▶ Stated task
Drop the pictures; give again exactly the lines from the one holding "Transcribe this image's" through the end of the data.

▶ Listing

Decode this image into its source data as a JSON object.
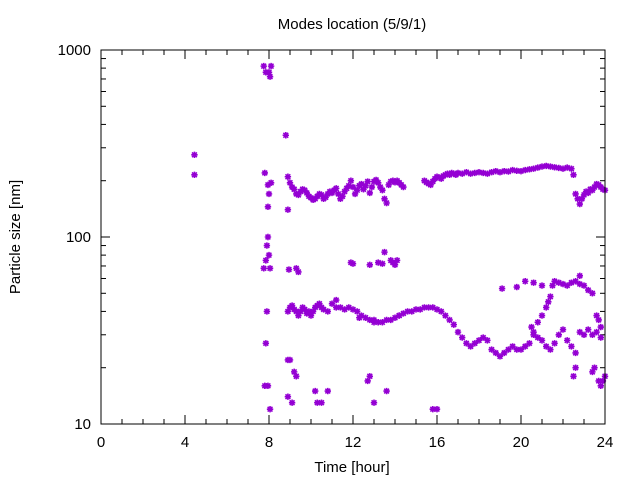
{
  "chart_data": {
    "type": "scatter",
    "title": "Modes location (5/9/1)",
    "xlabel": "Time [hour]",
    "ylabel": "Particle size [nm]",
    "xlim": [
      0,
      24
    ],
    "ylim": [
      10,
      1000
    ],
    "yscale": "log",
    "grid": false,
    "legend": "none",
    "marker_color": "#9400d3",
    "x_ticks": [
      0,
      4,
      8,
      12,
      16,
      20,
      24
    ],
    "x_tick_labels": [
      "0",
      "4",
      "8",
      "12",
      "16",
      "20",
      "24"
    ],
    "y_ticks": [
      10,
      100,
      1000
    ],
    "y_tick_labels": [
      "10",
      "100",
      "1000"
    ],
    "series": [
      {
        "points": [
          [
            4.45,
            275
          ],
          [
            4.45,
            215
          ],
          [
            7.75,
            820
          ],
          [
            7.85,
            760
          ],
          [
            8.0,
            760
          ],
          [
            8.1,
            820
          ],
          [
            8.05,
            720
          ],
          [
            8.8,
            350
          ],
          [
            7.8,
            220
          ],
          [
            7.95,
            190
          ],
          [
            8.1,
            195
          ],
          [
            8.0,
            170
          ],
          [
            7.95,
            145
          ],
          [
            8.9,
            210
          ],
          [
            9.0,
            195
          ],
          [
            9.1,
            185
          ],
          [
            9.2,
            180
          ],
          [
            9.3,
            170
          ],
          [
            9.4,
            168
          ],
          [
            9.5,
            175
          ],
          [
            9.6,
            180
          ],
          [
            9.7,
            178
          ],
          [
            9.8,
            172
          ],
          [
            9.9,
            165
          ],
          [
            10.0,
            162
          ],
          [
            10.1,
            158
          ],
          [
            10.2,
            160
          ],
          [
            10.3,
            165
          ],
          [
            10.4,
            170
          ],
          [
            10.5,
            168
          ],
          [
            10.6,
            160
          ],
          [
            10.7,
            163
          ],
          [
            10.8,
            170
          ],
          [
            10.9,
            175
          ],
          [
            11.0,
            172
          ],
          [
            11.1,
            178
          ],
          [
            11.2,
            182
          ],
          [
            11.3,
            170
          ],
          [
            11.4,
            160
          ],
          [
            11.5,
            165
          ],
          [
            11.6,
            175
          ],
          [
            11.7,
            182
          ],
          [
            11.8,
            188
          ],
          [
            11.9,
            200
          ],
          [
            12.0,
            185
          ],
          [
            12.1,
            170
          ],
          [
            12.2,
            178
          ],
          [
            12.3,
            188
          ],
          [
            12.4,
            192
          ],
          [
            12.5,
            180
          ],
          [
            12.6,
            188
          ],
          [
            12.7,
            198
          ],
          [
            12.8,
            172
          ],
          [
            12.9,
            185
          ],
          [
            13.0,
            198
          ],
          [
            13.1,
            202
          ],
          [
            13.2,
            195
          ],
          [
            13.3,
            185
          ],
          [
            13.4,
            178
          ],
          [
            13.5,
            160
          ],
          [
            13.6,
            152
          ],
          [
            13.7,
            190
          ],
          [
            13.8,
            198
          ],
          [
            13.9,
            200
          ],
          [
            14.0,
            196
          ],
          [
            14.1,
            200
          ],
          [
            14.2,
            195
          ],
          [
            14.3,
            190
          ],
          [
            14.4,
            185
          ],
          [
            15.4,
            200
          ],
          [
            15.5,
            196
          ],
          [
            15.6,
            193
          ],
          [
            15.7,
            190
          ],
          [
            15.8,
            198
          ],
          [
            15.9,
            205
          ],
          [
            16.0,
            210
          ],
          [
            16.1,
            208
          ],
          [
            16.2,
            205
          ],
          [
            16.3,
            212
          ],
          [
            16.4,
            215
          ],
          [
            16.5,
            218
          ],
          [
            16.6,
            215
          ],
          [
            16.7,
            220
          ],
          [
            16.8,
            218
          ],
          [
            16.9,
            215
          ],
          [
            17.0,
            220
          ],
          [
            17.2,
            218
          ],
          [
            17.4,
            222
          ],
          [
            17.6,
            218
          ],
          [
            17.8,
            220
          ],
          [
            18.0,
            222
          ],
          [
            18.2,
            220
          ],
          [
            18.4,
            218
          ],
          [
            18.6,
            222
          ],
          [
            18.8,
            225
          ],
          [
            19.0,
            222
          ],
          [
            19.2,
            225
          ],
          [
            19.4,
            224
          ],
          [
            19.6,
            228
          ],
          [
            19.8,
            226
          ],
          [
            20.0,
            225
          ],
          [
            20.2,
            228
          ],
          [
            20.4,
            230
          ],
          [
            20.6,
            232
          ],
          [
            20.8,
            235
          ],
          [
            21.0,
            238
          ],
          [
            21.2,
            240
          ],
          [
            21.4,
            238
          ],
          [
            21.6,
            236
          ],
          [
            21.8,
            234
          ],
          [
            22.0,
            232
          ],
          [
            22.2,
            235
          ],
          [
            22.4,
            232
          ],
          [
            22.5,
            215
          ],
          [
            22.6,
            170
          ],
          [
            22.7,
            160
          ],
          [
            22.8,
            150
          ],
          [
            22.9,
            160
          ],
          [
            23.0,
            168
          ],
          [
            23.1,
            175
          ],
          [
            23.2,
            172
          ],
          [
            23.3,
            180
          ],
          [
            23.4,
            178
          ],
          [
            23.5,
            185
          ],
          [
            23.6,
            192
          ],
          [
            23.7,
            190
          ],
          [
            23.8,
            185
          ],
          [
            23.9,
            180
          ],
          [
            24.0,
            178
          ],
          [
            8.9,
            140
          ],
          [
            7.95,
            100
          ],
          [
            7.9,
            90
          ],
          [
            8.0,
            80
          ],
          [
            7.85,
            75
          ],
          [
            7.75,
            68
          ],
          [
            8.05,
            68
          ],
          [
            8.95,
            67
          ],
          [
            9.3,
            68
          ],
          [
            9.4,
            65
          ],
          [
            11.9,
            73
          ],
          [
            12.0,
            72
          ],
          [
            12.8,
            71
          ],
          [
            13.2,
            73
          ],
          [
            13.4,
            72
          ],
          [
            13.5,
            83
          ],
          [
            13.8,
            75
          ],
          [
            13.9,
            73
          ],
          [
            14.1,
            75
          ],
          [
            14.0,
            71
          ],
          [
            8.9,
            40
          ],
          [
            9.0,
            42
          ],
          [
            9.1,
            43
          ],
          [
            9.2,
            41
          ],
          [
            9.3,
            40
          ],
          [
            9.4,
            38
          ],
          [
            9.5,
            40
          ],
          [
            9.6,
            42
          ],
          [
            9.7,
            41
          ],
          [
            9.8,
            39
          ],
          [
            9.9,
            40
          ],
          [
            10.0,
            38
          ],
          [
            10.1,
            40
          ],
          [
            10.2,
            42
          ],
          [
            10.3,
            43
          ],
          [
            10.4,
            44
          ],
          [
            10.5,
            42
          ],
          [
            10.6,
            41
          ],
          [
            10.8,
            40
          ],
          [
            11.0,
            44
          ],
          [
            11.2,
            46
          ],
          [
            11.4,
            42
          ],
          [
            11.6,
            41
          ],
          [
            11.8,
            42
          ],
          [
            12.0,
            41
          ],
          [
            12.2,
            40
          ],
          [
            12.4,
            38
          ],
          [
            12.6,
            37
          ],
          [
            12.8,
            36
          ],
          [
            13.0,
            36
          ],
          [
            13.2,
            35
          ],
          [
            13.4,
            35
          ],
          [
            13.6,
            36
          ],
          [
            13.8,
            36
          ],
          [
            14.0,
            37
          ],
          [
            14.2,
            38
          ],
          [
            14.4,
            39
          ],
          [
            14.6,
            40
          ],
          [
            14.8,
            40
          ],
          [
            15.0,
            41
          ],
          [
            15.2,
            41
          ],
          [
            15.4,
            42
          ],
          [
            15.6,
            42
          ],
          [
            15.8,
            42
          ],
          [
            16.0,
            41
          ],
          [
            16.2,
            40
          ],
          [
            16.4,
            38
          ],
          [
            16.6,
            36
          ],
          [
            16.8,
            34
          ],
          [
            17.0,
            31
          ],
          [
            17.2,
            29
          ],
          [
            17.4,
            27
          ],
          [
            17.6,
            26
          ],
          [
            17.8,
            27
          ],
          [
            18.0,
            28
          ],
          [
            18.2,
            29
          ],
          [
            18.4,
            28
          ],
          [
            18.6,
            25
          ],
          [
            18.8,
            24
          ],
          [
            19.0,
            23
          ],
          [
            19.2,
            24
          ],
          [
            19.4,
            25
          ],
          [
            19.6,
            26
          ],
          [
            19.8,
            25
          ],
          [
            20.0,
            25
          ],
          [
            20.2,
            26
          ],
          [
            20.4,
            27
          ],
          [
            20.6,
            30
          ],
          [
            20.8,
            35
          ],
          [
            21.0,
            38
          ],
          [
            21.2,
            42
          ],
          [
            21.3,
            45
          ],
          [
            21.4,
            48
          ],
          [
            21.5,
            55
          ],
          [
            21.6,
            58
          ],
          [
            21.8,
            57
          ],
          [
            22.0,
            56
          ],
          [
            22.2,
            55
          ],
          [
            22.4,
            57
          ],
          [
            22.6,
            58
          ],
          [
            22.8,
            56
          ],
          [
            23.0,
            55
          ],
          [
            23.2,
            52
          ],
          [
            23.4,
            50
          ],
          [
            19.1,
            53
          ],
          [
            19.8,
            54
          ],
          [
            20.2,
            58
          ],
          [
            20.6,
            57
          ],
          [
            21.0,
            55
          ],
          [
            22.8,
            62
          ],
          [
            23.6,
            38
          ],
          [
            23.7,
            36
          ],
          [
            23.8,
            33
          ],
          [
            20.5,
            33
          ],
          [
            20.6,
            31
          ],
          [
            20.8,
            29
          ],
          [
            21.0,
            28
          ],
          [
            21.2,
            26
          ],
          [
            21.4,
            25
          ],
          [
            21.6,
            27
          ],
          [
            21.8,
            30
          ],
          [
            22.0,
            32
          ],
          [
            22.2,
            28
          ],
          [
            22.4,
            26
          ],
          [
            22.6,
            24
          ],
          [
            22.8,
            31
          ],
          [
            23.0,
            30
          ],
          [
            23.2,
            32
          ],
          [
            23.4,
            30
          ],
          [
            23.6,
            31
          ],
          [
            23.8,
            29
          ],
          [
            11.2,
            42
          ],
          [
            12.3,
            37
          ],
          [
            13.0,
            35
          ],
          [
            14.2,
            38
          ],
          [
            7.9,
            40
          ],
          [
            7.85,
            27
          ],
          [
            8.9,
            22
          ],
          [
            9.0,
            22
          ],
          [
            9.2,
            19
          ],
          [
            9.3,
            18
          ],
          [
            7.8,
            16
          ],
          [
            7.95,
            16
          ],
          [
            8.05,
            12
          ],
          [
            8.9,
            14
          ],
          [
            9.1,
            13
          ],
          [
            10.2,
            15
          ],
          [
            10.3,
            13
          ],
          [
            10.5,
            13
          ],
          [
            10.8,
            15
          ],
          [
            12.7,
            17
          ],
          [
            12.8,
            18
          ],
          [
            13.0,
            13
          ],
          [
            13.6,
            15
          ],
          [
            15.8,
            12
          ],
          [
            16.0,
            12
          ],
          [
            23.5,
            20
          ],
          [
            23.7,
            17
          ],
          [
            23.8,
            16
          ],
          [
            23.9,
            17
          ],
          [
            24.0,
            18
          ],
          [
            23.4,
            19
          ],
          [
            22.5,
            18
          ],
          [
            22.6,
            20
          ]
        ]
      }
    ]
  }
}
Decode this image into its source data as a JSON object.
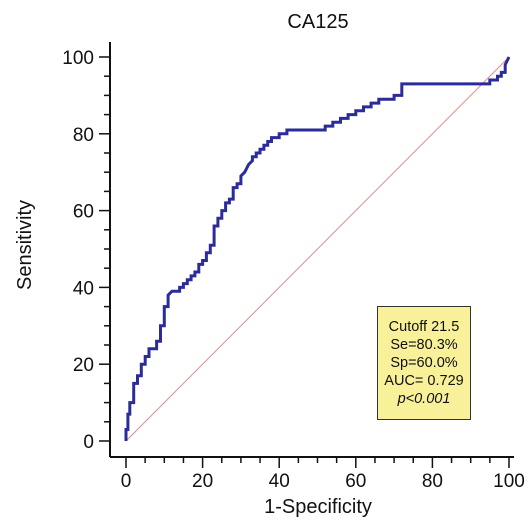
{
  "chart_data": {
    "type": "line",
    "title": "CA125",
    "xlabel": "1-Specificity",
    "ylabel": "Sensitivity",
    "xlim": [
      0,
      100
    ],
    "ylim": [
      0,
      100
    ],
    "x_ticks": [
      "0",
      "20",
      "40",
      "60",
      "80",
      "100"
    ],
    "y_ticks": [
      "0",
      "20",
      "40",
      "60",
      "80",
      "100"
    ],
    "grid": false,
    "series": [
      {
        "role": "roc-curve",
        "color": "#2b2b99",
        "x": [
          0,
          0,
          0.5,
          0.5,
          1,
          1,
          2,
          2,
          3,
          3,
          4,
          4,
          5,
          5,
          6,
          6,
          8,
          8,
          9,
          9,
          10,
          10,
          11,
          11,
          12,
          13,
          14,
          14,
          15,
          15,
          16,
          16,
          17,
          17,
          18,
          18,
          19,
          19,
          20,
          20,
          21,
          21,
          22,
          22,
          23,
          23,
          24,
          24,
          25,
          25,
          26,
          26,
          27,
          27,
          28,
          28,
          29,
          29,
          30,
          30,
          31,
          32,
          33,
          33,
          34,
          34,
          35,
          35,
          36,
          36,
          37,
          37,
          38,
          38,
          40,
          40,
          42,
          42,
          44,
          46,
          48,
          50,
          52,
          52,
          54,
          54,
          56,
          56,
          58,
          58,
          60,
          60,
          62,
          62,
          64,
          64,
          66,
          66,
          70,
          70,
          72,
          72,
          74,
          78,
          82,
          86,
          90,
          94,
          95,
          95,
          97,
          97,
          98,
          98,
          99,
          99,
          100
        ],
        "y": [
          0,
          3,
          3,
          7,
          7,
          10,
          10,
          15,
          15,
          17,
          17,
          20,
          20,
          22,
          22,
          24,
          24,
          26,
          26,
          30,
          30,
          35,
          35,
          38,
          39,
          39,
          39,
          40,
          40,
          41,
          41,
          42,
          42,
          43,
          43,
          44,
          44,
          46,
          46,
          47,
          47,
          49,
          49,
          51,
          51,
          56,
          56,
          58,
          58,
          60,
          60,
          62,
          62,
          63,
          63,
          66,
          66,
          67,
          67,
          69,
          70,
          72,
          73,
          74,
          74,
          75,
          75,
          76,
          76,
          77,
          77,
          78,
          78,
          79,
          79,
          80,
          80,
          81,
          81,
          81,
          81,
          81,
          81,
          82,
          82,
          83,
          83,
          84,
          84,
          85,
          85,
          86,
          86,
          87,
          87,
          88,
          88,
          89,
          89,
          90,
          90,
          93,
          93,
          93,
          93,
          93,
          93,
          93,
          93,
          94,
          94,
          95,
          95,
          96,
          96,
          98,
          100
        ]
      },
      {
        "role": "reference-diagonal",
        "color": "#e88a8a",
        "x": [
          0,
          100
        ],
        "y": [
          0,
          100
        ]
      }
    ],
    "annotation": {
      "lines": [
        "Cutoff 21.5",
        "Se=80.3%",
        "Sp=60.0%",
        "AUC= 0.729",
        "p<0.001"
      ],
      "background": "#f9f199",
      "location": "lower-right"
    }
  }
}
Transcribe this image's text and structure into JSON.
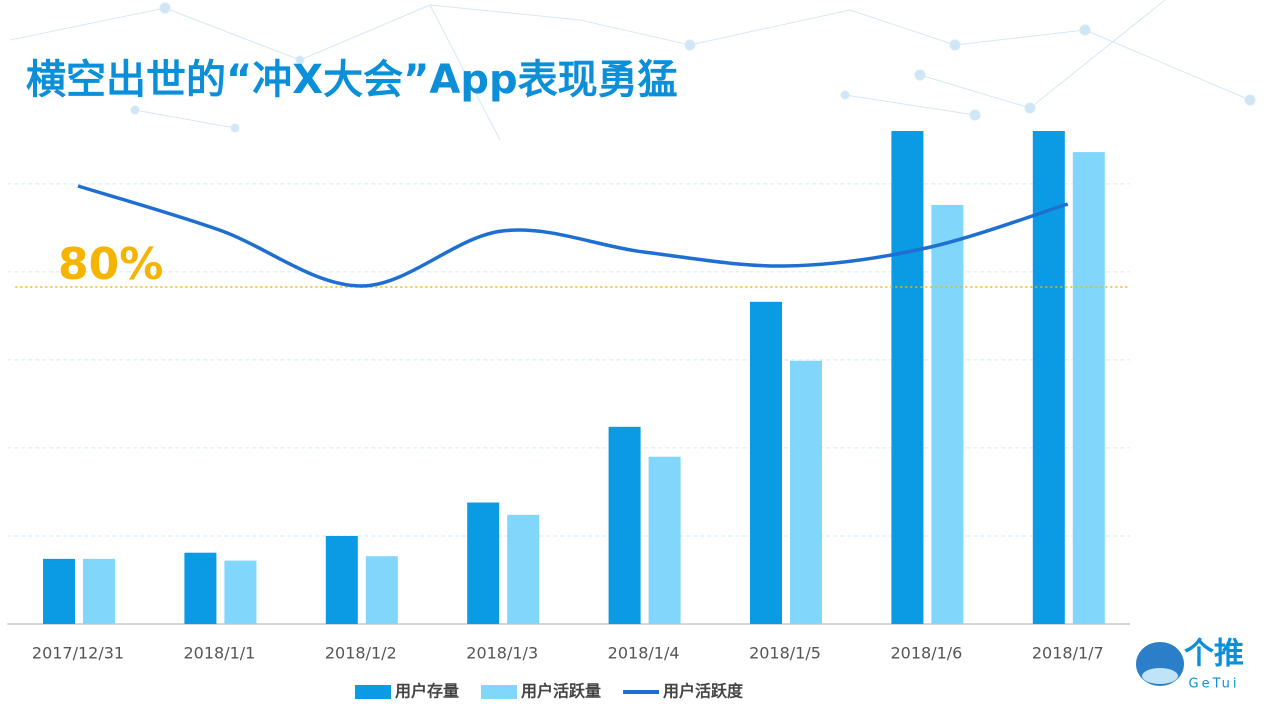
{
  "chart_data": {
    "type": "bar_line",
    "title": "横空出世的“冲X大会”App表现勇猛",
    "categories": [
      "2017/12/31",
      "2018/1/1",
      "2018/1/2",
      "2018/1/3",
      "2018/1/4",
      "2018/1/5",
      "2018/1/6",
      "2018/1/7"
    ],
    "series": [
      {
        "name": "用户存量",
        "color": "#0a9be4",
        "type": "bar",
        "values": [
          0.74,
          0.81,
          1.0,
          1.38,
          2.24,
          3.66,
          5.6,
          5.6
        ]
      },
      {
        "name": "用户活跃量",
        "color": "#80d6fb",
        "type": "bar",
        "values": [
          0.74,
          0.72,
          0.77,
          1.24,
          1.9,
          2.99,
          4.76,
          5.36
        ]
      },
      {
        "name": "用户活跃度",
        "color": "#1f6fd0",
        "type": "line",
        "axis": "y2",
        "values": [
          90.1,
          85.7,
          80.1,
          85.6,
          83.5,
          82.1,
          83.9,
          88.3
        ]
      }
    ],
    "ylim": [
      0,
      5.6
    ],
    "gridlines": [
      1,
      2,
      3,
      4,
      5
    ],
    "y2lim": [
      46.3,
      95.6
    ],
    "annotations": [
      {
        "text": "80%",
        "value": 80,
        "axis": "y2",
        "color": "#f5b400"
      }
    ],
    "legend": "bottom",
    "logo": {
      "name": "个推",
      "sub": "GeTui"
    }
  }
}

▶ Solution to the problem
Transcribe this image's text and structure into JSON.
{
  "chart_data": {
    "type": "bar_line",
    "title": "横空出世的“冲X大会”App表现勇猛",
    "categories": [
      "2017/12/31",
      "2018/1/1",
      "2018/1/2",
      "2018/1/3",
      "2018/1/4",
      "2018/1/5",
      "2018/1/6",
      "2018/1/7"
    ],
    "series": [
      {
        "name": "用户存量",
        "color": "#0a9be4",
        "type": "bar",
        "values": [
          0.74,
          0.81,
          1.0,
          1.38,
          2.24,
          3.66,
          5.6,
          5.6
        ]
      },
      {
        "name": "用户活跃量",
        "color": "#80d6fb",
        "type": "bar",
        "values": [
          0.74,
          0.72,
          0.77,
          1.24,
          1.9,
          2.99,
          4.76,
          5.36
        ]
      },
      {
        "name": "用户活跃度",
        "color": "#1f6fd0",
        "type": "line",
        "axis": "y2",
        "values": [
          90.1,
          85.7,
          80.1,
          85.6,
          83.5,
          82.1,
          83.9,
          88.3
        ]
      }
    ],
    "ylim": [
      0,
      5.6
    ],
    "gridlines": [
      1,
      2,
      3,
      4,
      5
    ],
    "y2lim": [
      46.3,
      95.6
    ],
    "annotations": [
      {
        "text": "80%",
        "value": 80,
        "axis": "y2",
        "color": "#f5b400"
      }
    ],
    "legend": "bottom",
    "logo": {
      "name": "个推",
      "sub": "GeTui"
    }
  }
}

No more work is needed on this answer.